◆ THE REQUEST:
Go through the material and tally the lines containing the string "grid". Give the total alone.

◆ RECORDS SUPPLIED:
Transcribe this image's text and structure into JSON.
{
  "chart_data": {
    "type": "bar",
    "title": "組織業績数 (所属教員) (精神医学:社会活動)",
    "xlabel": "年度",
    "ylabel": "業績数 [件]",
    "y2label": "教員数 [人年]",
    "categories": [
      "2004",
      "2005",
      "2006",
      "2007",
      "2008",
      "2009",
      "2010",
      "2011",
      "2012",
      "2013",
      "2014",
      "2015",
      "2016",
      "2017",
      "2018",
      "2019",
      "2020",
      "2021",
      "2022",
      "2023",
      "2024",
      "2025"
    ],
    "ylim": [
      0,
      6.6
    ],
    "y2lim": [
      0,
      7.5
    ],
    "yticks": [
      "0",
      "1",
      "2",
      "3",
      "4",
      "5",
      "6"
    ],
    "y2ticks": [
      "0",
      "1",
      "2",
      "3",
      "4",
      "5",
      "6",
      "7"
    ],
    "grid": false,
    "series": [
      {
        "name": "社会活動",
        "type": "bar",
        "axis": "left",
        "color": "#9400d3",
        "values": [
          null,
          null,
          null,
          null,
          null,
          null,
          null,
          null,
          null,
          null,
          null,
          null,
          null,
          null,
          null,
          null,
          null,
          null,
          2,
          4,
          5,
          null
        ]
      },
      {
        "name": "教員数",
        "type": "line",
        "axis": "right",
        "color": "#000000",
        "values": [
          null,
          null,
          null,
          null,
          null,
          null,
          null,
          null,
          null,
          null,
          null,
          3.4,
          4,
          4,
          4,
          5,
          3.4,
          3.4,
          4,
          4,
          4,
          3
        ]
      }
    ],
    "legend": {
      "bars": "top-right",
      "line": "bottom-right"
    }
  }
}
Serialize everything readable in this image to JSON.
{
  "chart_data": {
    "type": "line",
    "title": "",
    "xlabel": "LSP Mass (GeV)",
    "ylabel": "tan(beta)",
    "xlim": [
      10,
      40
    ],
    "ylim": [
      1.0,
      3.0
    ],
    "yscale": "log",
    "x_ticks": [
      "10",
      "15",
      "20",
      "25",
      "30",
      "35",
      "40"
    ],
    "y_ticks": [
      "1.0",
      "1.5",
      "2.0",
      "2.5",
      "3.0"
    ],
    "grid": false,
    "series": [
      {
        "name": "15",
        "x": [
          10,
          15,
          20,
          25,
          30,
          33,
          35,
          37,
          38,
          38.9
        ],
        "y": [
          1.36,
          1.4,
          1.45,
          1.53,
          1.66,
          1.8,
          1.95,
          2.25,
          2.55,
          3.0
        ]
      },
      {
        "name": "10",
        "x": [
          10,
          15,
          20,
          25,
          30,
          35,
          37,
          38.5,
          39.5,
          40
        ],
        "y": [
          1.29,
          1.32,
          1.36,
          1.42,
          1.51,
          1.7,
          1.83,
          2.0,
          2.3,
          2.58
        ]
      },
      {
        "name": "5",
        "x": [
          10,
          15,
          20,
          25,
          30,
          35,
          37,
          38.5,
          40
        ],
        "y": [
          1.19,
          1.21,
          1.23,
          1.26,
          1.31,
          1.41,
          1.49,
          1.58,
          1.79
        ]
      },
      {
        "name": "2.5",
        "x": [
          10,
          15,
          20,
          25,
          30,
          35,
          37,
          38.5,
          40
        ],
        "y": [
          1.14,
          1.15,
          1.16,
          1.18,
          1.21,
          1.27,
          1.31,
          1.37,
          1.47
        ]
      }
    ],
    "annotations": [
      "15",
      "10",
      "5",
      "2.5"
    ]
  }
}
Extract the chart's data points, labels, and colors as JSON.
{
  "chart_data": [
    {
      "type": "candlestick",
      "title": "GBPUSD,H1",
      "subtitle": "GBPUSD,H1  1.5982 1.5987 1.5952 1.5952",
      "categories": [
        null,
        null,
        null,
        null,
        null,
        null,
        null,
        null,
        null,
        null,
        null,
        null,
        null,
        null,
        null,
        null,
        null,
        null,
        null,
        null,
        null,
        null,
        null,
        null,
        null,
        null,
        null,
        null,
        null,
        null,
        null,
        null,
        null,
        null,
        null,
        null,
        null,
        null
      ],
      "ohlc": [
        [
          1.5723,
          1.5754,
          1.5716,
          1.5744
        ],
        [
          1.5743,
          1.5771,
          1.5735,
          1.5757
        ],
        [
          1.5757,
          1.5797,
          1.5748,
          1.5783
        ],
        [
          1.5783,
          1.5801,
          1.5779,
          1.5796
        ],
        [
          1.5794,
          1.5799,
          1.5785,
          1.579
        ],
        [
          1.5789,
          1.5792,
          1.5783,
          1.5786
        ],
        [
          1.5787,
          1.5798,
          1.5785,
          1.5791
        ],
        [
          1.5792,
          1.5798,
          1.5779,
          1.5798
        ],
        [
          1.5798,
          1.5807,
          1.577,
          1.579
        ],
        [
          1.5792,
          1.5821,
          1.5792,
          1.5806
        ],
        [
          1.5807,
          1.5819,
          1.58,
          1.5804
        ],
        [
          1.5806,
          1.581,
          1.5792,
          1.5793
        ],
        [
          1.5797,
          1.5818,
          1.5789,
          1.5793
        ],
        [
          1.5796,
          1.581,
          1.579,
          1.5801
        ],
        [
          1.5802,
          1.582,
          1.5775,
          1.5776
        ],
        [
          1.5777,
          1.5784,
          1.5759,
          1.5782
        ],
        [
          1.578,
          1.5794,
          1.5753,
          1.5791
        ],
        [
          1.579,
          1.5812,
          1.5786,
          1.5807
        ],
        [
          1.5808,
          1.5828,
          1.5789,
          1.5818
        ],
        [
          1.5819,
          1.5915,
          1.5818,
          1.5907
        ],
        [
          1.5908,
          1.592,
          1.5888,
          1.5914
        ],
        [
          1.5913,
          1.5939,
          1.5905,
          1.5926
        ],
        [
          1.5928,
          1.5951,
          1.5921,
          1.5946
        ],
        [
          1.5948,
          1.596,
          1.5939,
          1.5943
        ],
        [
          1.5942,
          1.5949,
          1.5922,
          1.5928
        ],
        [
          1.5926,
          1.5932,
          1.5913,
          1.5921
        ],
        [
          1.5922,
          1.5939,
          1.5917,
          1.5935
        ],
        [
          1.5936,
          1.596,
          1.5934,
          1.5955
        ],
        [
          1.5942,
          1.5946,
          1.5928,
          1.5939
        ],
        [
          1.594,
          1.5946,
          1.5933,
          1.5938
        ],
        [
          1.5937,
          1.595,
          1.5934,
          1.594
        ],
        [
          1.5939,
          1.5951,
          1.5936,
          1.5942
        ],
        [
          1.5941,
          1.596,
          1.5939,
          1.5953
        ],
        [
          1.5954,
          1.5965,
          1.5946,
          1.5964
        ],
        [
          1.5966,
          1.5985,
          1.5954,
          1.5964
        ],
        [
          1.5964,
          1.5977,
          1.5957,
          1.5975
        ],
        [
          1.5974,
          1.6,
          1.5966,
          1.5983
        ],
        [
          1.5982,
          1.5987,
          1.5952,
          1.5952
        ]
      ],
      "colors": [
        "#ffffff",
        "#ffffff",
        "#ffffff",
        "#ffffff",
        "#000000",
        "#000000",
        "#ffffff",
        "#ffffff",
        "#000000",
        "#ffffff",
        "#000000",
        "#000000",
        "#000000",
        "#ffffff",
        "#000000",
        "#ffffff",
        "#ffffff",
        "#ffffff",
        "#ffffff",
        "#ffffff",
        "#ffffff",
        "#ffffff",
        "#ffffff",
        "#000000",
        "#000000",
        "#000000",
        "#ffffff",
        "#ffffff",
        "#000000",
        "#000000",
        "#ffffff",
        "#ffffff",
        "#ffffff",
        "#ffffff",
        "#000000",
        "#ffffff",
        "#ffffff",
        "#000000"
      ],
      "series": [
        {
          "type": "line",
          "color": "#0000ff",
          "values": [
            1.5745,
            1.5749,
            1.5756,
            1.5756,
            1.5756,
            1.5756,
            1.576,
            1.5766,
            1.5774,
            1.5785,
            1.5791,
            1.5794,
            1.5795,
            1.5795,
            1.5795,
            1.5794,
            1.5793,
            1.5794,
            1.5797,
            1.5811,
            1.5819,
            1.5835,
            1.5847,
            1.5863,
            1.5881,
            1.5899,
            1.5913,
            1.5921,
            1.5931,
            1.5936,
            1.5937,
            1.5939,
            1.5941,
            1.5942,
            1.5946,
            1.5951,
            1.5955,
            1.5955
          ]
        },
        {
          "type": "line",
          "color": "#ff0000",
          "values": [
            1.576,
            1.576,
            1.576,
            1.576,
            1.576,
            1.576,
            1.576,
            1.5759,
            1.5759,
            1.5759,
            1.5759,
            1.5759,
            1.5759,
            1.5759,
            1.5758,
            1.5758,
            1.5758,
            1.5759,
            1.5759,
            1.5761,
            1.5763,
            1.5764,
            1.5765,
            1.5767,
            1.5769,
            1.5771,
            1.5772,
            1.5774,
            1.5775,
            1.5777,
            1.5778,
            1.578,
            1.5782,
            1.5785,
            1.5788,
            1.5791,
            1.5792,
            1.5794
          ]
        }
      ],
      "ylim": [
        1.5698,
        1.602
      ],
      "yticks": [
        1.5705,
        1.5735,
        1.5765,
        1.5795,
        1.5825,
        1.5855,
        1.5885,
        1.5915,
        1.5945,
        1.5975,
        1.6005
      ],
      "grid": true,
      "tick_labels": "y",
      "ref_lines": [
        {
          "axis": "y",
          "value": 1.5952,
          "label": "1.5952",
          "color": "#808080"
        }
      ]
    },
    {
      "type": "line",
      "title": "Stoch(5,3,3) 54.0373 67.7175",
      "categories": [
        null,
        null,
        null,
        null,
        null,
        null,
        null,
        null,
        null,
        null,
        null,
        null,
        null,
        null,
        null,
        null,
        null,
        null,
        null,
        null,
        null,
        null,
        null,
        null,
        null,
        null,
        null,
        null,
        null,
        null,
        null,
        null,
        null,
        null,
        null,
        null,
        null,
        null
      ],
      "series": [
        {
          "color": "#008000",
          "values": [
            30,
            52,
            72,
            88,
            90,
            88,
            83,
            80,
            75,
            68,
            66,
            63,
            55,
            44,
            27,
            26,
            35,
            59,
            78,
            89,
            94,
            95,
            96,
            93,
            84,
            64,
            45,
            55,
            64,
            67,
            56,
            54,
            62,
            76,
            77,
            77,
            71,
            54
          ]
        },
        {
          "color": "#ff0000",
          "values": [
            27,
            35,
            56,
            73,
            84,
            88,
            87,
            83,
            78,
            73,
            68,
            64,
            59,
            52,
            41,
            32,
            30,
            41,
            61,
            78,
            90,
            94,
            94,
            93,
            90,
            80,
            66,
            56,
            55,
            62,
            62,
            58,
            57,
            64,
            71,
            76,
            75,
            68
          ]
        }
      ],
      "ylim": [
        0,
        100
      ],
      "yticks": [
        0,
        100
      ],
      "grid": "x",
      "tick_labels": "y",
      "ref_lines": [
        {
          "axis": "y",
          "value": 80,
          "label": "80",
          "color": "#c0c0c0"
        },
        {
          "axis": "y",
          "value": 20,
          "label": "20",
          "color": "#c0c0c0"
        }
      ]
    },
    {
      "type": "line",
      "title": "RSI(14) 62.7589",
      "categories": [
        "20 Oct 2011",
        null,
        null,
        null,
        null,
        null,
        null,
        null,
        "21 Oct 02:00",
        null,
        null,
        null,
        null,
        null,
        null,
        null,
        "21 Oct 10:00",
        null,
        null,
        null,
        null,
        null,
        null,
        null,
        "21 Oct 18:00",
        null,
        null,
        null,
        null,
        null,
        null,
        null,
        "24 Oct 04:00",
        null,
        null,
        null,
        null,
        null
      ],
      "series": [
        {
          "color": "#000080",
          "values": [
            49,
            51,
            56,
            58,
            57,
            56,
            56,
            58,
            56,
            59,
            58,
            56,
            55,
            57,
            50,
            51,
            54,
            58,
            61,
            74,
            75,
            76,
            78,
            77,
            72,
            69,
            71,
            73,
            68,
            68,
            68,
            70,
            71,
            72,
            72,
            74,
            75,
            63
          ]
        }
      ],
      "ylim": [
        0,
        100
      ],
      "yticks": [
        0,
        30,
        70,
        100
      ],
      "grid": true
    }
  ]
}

◆ SOLVED EXERCISE:
5